━━━━━ GIVEN RECORDS ━━━━━
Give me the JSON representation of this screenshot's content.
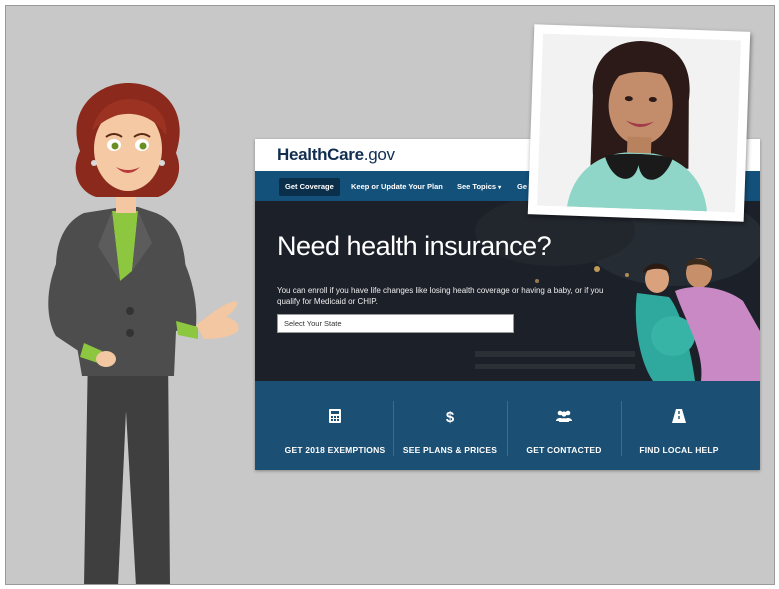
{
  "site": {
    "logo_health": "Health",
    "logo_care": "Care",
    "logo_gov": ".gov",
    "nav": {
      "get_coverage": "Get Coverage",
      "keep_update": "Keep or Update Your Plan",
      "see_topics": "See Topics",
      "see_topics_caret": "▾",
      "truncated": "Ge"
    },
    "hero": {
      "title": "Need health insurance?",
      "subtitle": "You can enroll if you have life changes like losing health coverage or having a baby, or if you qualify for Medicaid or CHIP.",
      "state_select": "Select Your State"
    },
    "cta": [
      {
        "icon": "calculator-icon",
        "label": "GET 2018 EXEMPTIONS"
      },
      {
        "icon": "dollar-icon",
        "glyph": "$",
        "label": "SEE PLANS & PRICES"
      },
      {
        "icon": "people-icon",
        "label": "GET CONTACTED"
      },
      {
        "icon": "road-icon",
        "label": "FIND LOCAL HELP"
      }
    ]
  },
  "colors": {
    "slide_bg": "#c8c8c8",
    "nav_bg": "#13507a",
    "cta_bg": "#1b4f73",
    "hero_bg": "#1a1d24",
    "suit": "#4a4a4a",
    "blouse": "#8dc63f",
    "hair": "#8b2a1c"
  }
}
━━━━━
SHORT TASK> Restate the data above word for word. Skip every picture.

OUTPUT OF THE TASK>
Give me the JSON representation of this screenshot's content.
{
  "site": {
    "logo_health": "Health",
    "logo_care": "Care",
    "logo_gov": ".gov",
    "nav": {
      "get_coverage": "Get Coverage",
      "keep_update": "Keep or Update Your Plan",
      "see_topics": "See Topics",
      "see_topics_caret": "▾",
      "truncated": "Ge"
    },
    "hero": {
      "title": "Need health insurance?",
      "subtitle": "You can enroll if you have life changes like losing health coverage or having a baby, or if you qualify for Medicaid or CHIP.",
      "state_select": "Select Your State"
    },
    "cta": [
      {
        "icon": "calculator-icon",
        "label": "GET 2018 EXEMPTIONS"
      },
      {
        "icon": "dollar-icon",
        "glyph": "$",
        "label": "SEE PLANS & PRICES"
      },
      {
        "icon": "people-icon",
        "label": "GET CONTACTED"
      },
      {
        "icon": "road-icon",
        "label": "FIND LOCAL HELP"
      }
    ]
  },
  "colors": {
    "slide_bg": "#c8c8c8",
    "nav_bg": "#13507a",
    "cta_bg": "#1b4f73",
    "hero_bg": "#1a1d24",
    "suit": "#4a4a4a",
    "blouse": "#8dc63f",
    "hair": "#8b2a1c"
  }
}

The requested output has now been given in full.